Please retype the data in full and exactly; the pictures are not part of the copy.

>> START DATASET RECORDS

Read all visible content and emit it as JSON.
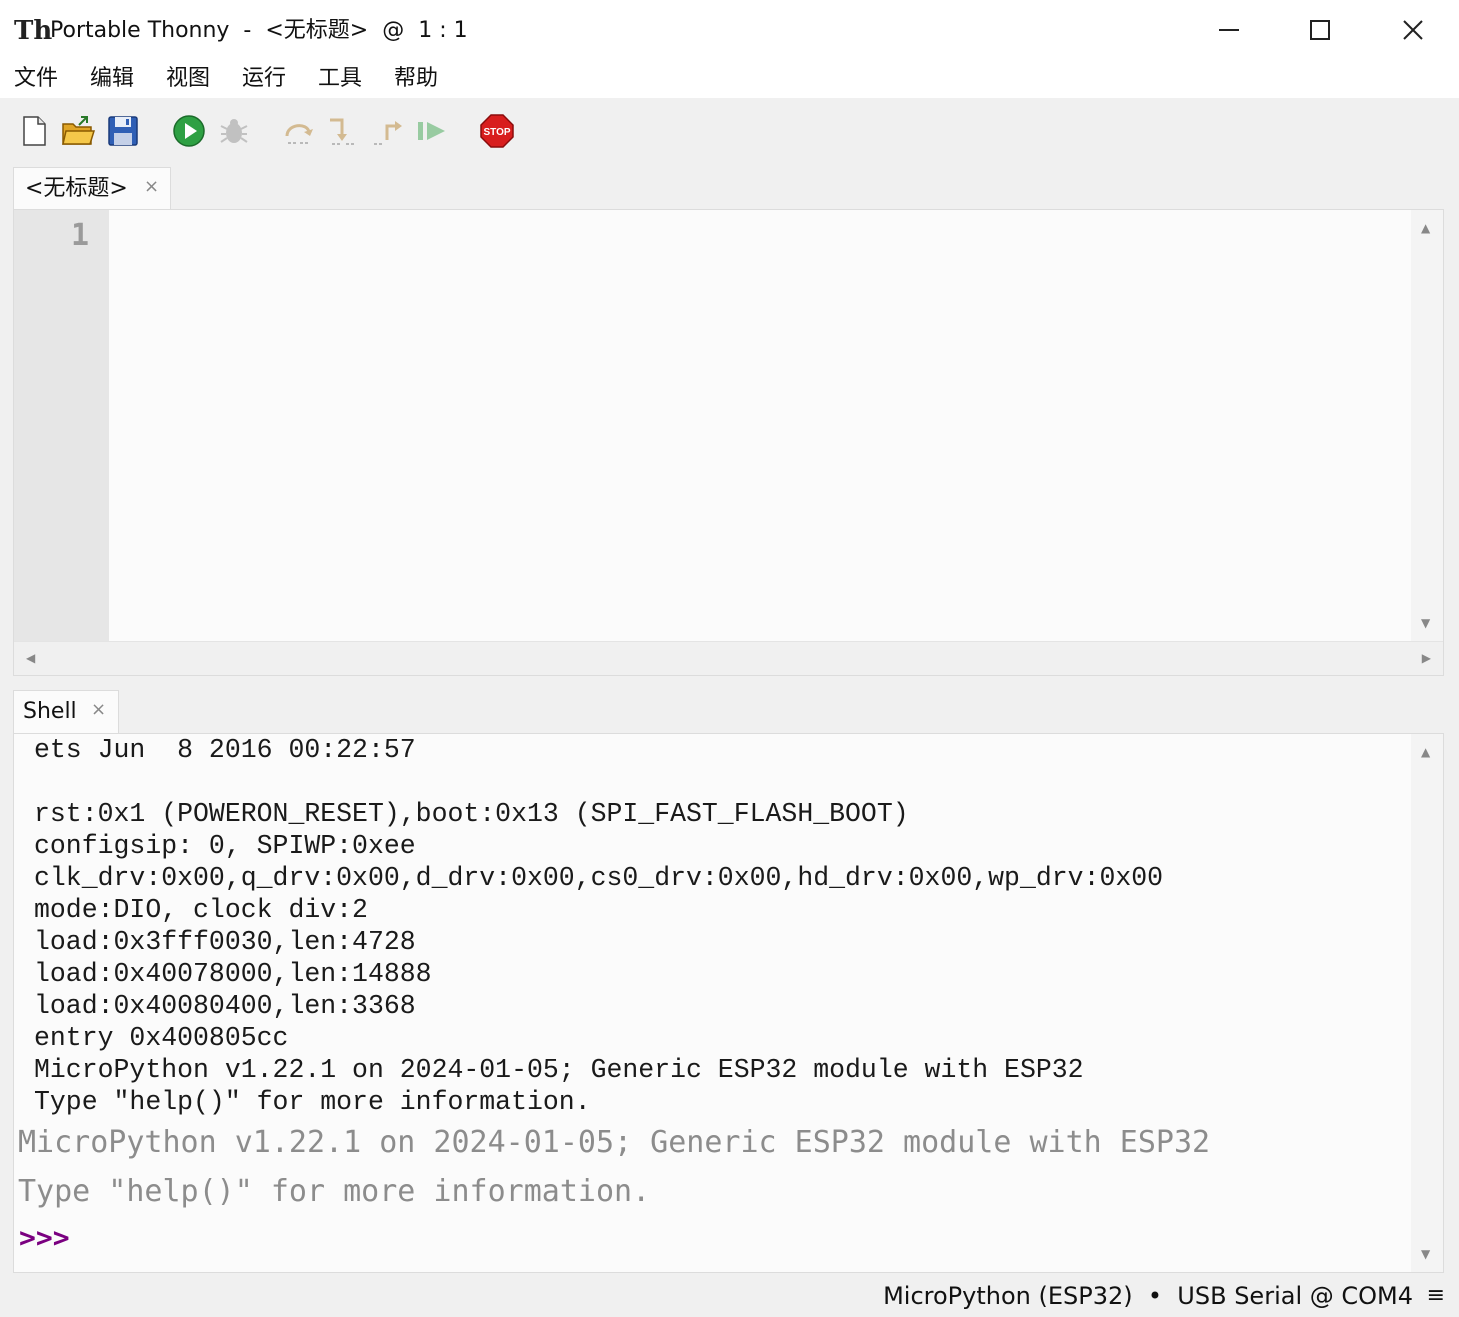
{
  "window": {
    "app_icon_glyph": "Th",
    "title": "Portable Thonny  -  <无标题>  @  1 : 1"
  },
  "menu": {
    "items": [
      "文件",
      "编辑",
      "视图",
      "运行",
      "工具",
      "帮助"
    ]
  },
  "toolbar": {
    "buttons": [
      {
        "icon": "new-file-icon",
        "enabled": true
      },
      {
        "icon": "open-folder-icon",
        "enabled": true
      },
      {
        "icon": "save-disk-icon",
        "enabled": true
      },
      {
        "icon": "run-icon",
        "enabled": true,
        "color": "#2ea043"
      },
      {
        "icon": "debug-bug-icon",
        "enabled": false
      },
      {
        "icon": "step-over-icon",
        "enabled": false
      },
      {
        "icon": "step-into-icon",
        "enabled": false
      },
      {
        "icon": "step-out-icon",
        "enabled": false
      },
      {
        "icon": "resume-icon",
        "enabled": false
      },
      {
        "icon": "stop-icon",
        "enabled": true,
        "color": "#d81e1e",
        "label": "STOP"
      }
    ]
  },
  "editor": {
    "tab_label": "<无标题>",
    "tab_close": "×",
    "line_numbers": [
      "1"
    ],
    "content": ""
  },
  "shell": {
    "tab_label": "Shell",
    "tab_close": "×",
    "boot_lines": [
      "ets Jun  8 2016 00:22:57",
      "",
      "rst:0x1 (POWERON_RESET),boot:0x13 (SPI_FAST_FLASH_BOOT)",
      "configsip: 0, SPIWP:0xee",
      "clk_drv:0x00,q_drv:0x00,d_drv:0x00,cs0_drv:0x00,hd_drv:0x00,wp_drv:0x00",
      "mode:DIO, clock div:2",
      "load:0x3fff0030,len:4728",
      "load:0x40078000,len:14888",
      "load:0x40080400,len:3368",
      "entry 0x400805cc",
      "MicroPython v1.22.1 on 2024-01-05; Generic ESP32 module with ESP32",
      "Type \"help()\" for more information."
    ],
    "banner_lines": [
      "MicroPython v1.22.1 on 2024-01-05; Generic ESP32 module with ESP32",
      "Type \"help()\" for more information."
    ],
    "prompt": ">>>",
    "prompt_color": "#7a0080"
  },
  "status": {
    "text": "MicroPython (ESP32)  •  USB Serial @ COM4",
    "menu_glyph": "≡"
  }
}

>> END DATASET RECORDS

__RESPONSE FOR THIS EXERCISE__
Read all visible content and emit it as JSON.
{
  "window": {
    "app_icon_glyph": "Th",
    "title": "Portable Thonny  -  <无标题>  @  1 : 1"
  },
  "menu": {
    "items": [
      "文件",
      "编辑",
      "视图",
      "运行",
      "工具",
      "帮助"
    ]
  },
  "toolbar": {
    "buttons": [
      {
        "icon": "new-file-icon",
        "enabled": true
      },
      {
        "icon": "open-folder-icon",
        "enabled": true
      },
      {
        "icon": "save-disk-icon",
        "enabled": true
      },
      {
        "icon": "run-icon",
        "enabled": true,
        "color": "#2ea043"
      },
      {
        "icon": "debug-bug-icon",
        "enabled": false
      },
      {
        "icon": "step-over-icon",
        "enabled": false
      },
      {
        "icon": "step-into-icon",
        "enabled": false
      },
      {
        "icon": "step-out-icon",
        "enabled": false
      },
      {
        "icon": "resume-icon",
        "enabled": false
      },
      {
        "icon": "stop-icon",
        "enabled": true,
        "color": "#d81e1e",
        "label": "STOP"
      }
    ]
  },
  "editor": {
    "tab_label": "<无标题>",
    "tab_close": "×",
    "line_numbers": [
      "1"
    ],
    "content": ""
  },
  "shell": {
    "tab_label": "Shell",
    "tab_close": "×",
    "boot_lines": [
      "ets Jun  8 2016 00:22:57",
      "",
      "rst:0x1 (POWERON_RESET),boot:0x13 (SPI_FAST_FLASH_BOOT)",
      "configsip: 0, SPIWP:0xee",
      "clk_drv:0x00,q_drv:0x00,d_drv:0x00,cs0_drv:0x00,hd_drv:0x00,wp_drv:0x00",
      "mode:DIO, clock div:2",
      "load:0x3fff0030,len:4728",
      "load:0x40078000,len:14888",
      "load:0x40080400,len:3368",
      "entry 0x400805cc",
      "MicroPython v1.22.1 on 2024-01-05; Generic ESP32 module with ESP32",
      "Type \"help()\" for more information."
    ],
    "banner_lines": [
      "MicroPython v1.22.1 on 2024-01-05; Generic ESP32 module with ESP32",
      "Type \"help()\" for more information."
    ],
    "prompt": ">>>",
    "prompt_color": "#7a0080"
  },
  "status": {
    "text": "MicroPython (ESP32)  •  USB Serial @ COM4",
    "menu_glyph": "≡"
  }
}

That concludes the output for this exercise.